- **OBJECTIVE**:
Locate and copy each line in the data that contains the word "kedarshindems".

- - -

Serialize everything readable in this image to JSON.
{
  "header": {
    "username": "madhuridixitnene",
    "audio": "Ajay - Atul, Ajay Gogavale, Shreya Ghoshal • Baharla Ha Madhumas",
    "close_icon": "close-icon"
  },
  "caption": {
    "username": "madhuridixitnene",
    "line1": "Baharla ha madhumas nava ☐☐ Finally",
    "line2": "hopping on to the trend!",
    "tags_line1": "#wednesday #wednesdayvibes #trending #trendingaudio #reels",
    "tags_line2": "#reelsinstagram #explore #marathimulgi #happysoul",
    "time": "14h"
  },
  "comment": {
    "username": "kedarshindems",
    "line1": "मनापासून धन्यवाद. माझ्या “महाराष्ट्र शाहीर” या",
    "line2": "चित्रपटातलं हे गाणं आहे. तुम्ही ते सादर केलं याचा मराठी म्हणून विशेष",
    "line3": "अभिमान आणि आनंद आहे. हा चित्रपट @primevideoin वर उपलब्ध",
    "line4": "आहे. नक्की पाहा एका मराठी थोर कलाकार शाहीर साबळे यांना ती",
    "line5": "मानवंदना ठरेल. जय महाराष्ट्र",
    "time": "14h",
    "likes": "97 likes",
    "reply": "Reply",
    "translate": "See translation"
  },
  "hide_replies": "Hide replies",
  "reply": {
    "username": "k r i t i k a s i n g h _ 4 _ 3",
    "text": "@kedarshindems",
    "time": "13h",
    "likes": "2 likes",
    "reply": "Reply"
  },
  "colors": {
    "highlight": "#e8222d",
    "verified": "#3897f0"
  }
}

- - -

- **TASK RESULT**:
    "username": "kedarshindems",
    "text": "@kedarshindems",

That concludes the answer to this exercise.